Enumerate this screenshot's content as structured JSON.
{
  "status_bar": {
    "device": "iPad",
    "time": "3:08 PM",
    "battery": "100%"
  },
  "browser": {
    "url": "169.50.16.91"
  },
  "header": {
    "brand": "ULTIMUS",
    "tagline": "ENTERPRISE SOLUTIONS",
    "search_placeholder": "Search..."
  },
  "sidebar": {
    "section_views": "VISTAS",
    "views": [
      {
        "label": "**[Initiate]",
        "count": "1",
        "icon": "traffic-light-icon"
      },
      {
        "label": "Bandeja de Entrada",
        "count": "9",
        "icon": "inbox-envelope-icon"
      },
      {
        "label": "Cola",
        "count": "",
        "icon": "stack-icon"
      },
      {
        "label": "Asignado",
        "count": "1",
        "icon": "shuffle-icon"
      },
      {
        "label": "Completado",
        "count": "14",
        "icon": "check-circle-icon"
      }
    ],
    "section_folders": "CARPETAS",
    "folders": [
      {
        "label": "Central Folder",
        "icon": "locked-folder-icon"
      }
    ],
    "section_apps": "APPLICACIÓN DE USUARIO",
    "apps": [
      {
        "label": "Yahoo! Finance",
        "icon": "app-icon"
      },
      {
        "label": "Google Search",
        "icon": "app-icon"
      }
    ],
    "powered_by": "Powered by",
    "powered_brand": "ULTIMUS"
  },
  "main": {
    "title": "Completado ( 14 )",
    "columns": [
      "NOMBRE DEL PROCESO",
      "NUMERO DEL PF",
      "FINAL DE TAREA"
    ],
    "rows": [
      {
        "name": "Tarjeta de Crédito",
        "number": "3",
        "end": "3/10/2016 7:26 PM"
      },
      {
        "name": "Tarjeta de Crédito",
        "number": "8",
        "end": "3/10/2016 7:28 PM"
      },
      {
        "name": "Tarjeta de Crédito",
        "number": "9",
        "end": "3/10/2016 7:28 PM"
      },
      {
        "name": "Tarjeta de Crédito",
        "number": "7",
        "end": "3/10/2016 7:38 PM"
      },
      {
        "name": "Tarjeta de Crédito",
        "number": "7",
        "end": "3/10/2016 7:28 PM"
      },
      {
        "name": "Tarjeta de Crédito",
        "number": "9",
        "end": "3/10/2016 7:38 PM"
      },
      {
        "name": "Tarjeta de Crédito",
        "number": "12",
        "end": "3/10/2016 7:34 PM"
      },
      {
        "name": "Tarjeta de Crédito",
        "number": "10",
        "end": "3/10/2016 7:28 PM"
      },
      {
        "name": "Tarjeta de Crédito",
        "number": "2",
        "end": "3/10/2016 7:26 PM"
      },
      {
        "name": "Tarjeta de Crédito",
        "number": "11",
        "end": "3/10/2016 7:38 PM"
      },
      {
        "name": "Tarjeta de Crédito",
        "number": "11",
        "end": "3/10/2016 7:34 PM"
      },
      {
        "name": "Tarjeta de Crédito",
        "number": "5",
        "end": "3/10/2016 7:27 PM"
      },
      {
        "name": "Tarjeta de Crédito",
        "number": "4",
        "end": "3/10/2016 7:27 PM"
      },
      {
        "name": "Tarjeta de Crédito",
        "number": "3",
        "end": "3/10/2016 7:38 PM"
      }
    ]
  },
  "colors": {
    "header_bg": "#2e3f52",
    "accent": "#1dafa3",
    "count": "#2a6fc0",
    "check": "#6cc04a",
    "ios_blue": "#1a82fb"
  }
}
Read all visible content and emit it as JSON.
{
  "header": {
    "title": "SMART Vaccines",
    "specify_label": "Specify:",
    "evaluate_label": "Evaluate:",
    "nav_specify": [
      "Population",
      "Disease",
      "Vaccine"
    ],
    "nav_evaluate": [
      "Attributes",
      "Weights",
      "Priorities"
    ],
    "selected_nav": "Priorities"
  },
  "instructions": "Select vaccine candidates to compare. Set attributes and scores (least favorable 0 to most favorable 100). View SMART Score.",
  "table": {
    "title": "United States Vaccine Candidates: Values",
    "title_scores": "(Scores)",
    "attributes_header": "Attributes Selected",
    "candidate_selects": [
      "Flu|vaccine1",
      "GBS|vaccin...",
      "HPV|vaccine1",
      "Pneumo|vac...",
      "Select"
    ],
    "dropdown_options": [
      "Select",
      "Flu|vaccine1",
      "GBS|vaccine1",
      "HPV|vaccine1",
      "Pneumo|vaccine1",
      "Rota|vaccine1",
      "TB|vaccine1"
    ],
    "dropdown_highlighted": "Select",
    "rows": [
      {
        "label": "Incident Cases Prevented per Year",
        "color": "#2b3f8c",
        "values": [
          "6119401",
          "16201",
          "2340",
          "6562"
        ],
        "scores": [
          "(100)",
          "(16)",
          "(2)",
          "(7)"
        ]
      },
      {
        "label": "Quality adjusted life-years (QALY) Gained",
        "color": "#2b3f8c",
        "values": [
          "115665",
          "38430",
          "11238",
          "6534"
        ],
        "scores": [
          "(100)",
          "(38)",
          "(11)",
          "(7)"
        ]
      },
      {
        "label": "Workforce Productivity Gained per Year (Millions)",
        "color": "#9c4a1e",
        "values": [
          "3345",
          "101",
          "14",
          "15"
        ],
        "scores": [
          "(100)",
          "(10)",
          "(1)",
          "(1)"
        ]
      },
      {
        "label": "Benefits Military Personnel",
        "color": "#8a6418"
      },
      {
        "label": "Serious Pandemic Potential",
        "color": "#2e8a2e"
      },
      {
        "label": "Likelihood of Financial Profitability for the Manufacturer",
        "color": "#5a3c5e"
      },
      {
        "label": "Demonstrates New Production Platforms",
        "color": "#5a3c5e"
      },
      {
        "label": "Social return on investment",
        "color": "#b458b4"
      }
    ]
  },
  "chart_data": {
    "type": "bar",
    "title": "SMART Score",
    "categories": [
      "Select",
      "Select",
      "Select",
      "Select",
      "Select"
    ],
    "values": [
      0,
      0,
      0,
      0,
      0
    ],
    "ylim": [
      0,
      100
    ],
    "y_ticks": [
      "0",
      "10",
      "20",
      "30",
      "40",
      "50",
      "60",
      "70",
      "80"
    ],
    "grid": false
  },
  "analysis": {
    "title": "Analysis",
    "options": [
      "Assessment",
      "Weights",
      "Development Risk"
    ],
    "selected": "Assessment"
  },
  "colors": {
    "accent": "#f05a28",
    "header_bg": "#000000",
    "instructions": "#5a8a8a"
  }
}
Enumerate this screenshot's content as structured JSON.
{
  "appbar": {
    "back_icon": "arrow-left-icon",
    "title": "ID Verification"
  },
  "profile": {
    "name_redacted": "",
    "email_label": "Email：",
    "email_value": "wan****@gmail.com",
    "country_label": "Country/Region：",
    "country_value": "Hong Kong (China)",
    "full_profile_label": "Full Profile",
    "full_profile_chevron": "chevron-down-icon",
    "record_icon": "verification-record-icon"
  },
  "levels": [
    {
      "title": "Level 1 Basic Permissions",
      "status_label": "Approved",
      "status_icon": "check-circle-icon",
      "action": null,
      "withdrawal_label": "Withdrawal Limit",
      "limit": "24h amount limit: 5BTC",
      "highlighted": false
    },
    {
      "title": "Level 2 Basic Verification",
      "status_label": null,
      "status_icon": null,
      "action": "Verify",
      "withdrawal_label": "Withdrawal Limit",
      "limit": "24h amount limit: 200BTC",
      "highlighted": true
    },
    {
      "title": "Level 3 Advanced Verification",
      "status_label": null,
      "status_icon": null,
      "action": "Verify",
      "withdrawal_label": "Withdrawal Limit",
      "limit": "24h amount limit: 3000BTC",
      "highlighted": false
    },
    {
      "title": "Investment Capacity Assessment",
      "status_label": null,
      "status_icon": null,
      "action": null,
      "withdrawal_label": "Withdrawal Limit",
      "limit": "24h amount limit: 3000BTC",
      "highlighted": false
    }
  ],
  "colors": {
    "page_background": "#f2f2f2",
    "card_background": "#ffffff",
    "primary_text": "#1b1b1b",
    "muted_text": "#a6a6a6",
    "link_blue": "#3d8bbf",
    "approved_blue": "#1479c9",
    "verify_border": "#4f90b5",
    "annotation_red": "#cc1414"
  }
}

## Problem to work on
Your task is to gather every line with the word "Search" and copy it.

## Written reply
    "search_placeholder": "Search..."
        "label": "Google Search",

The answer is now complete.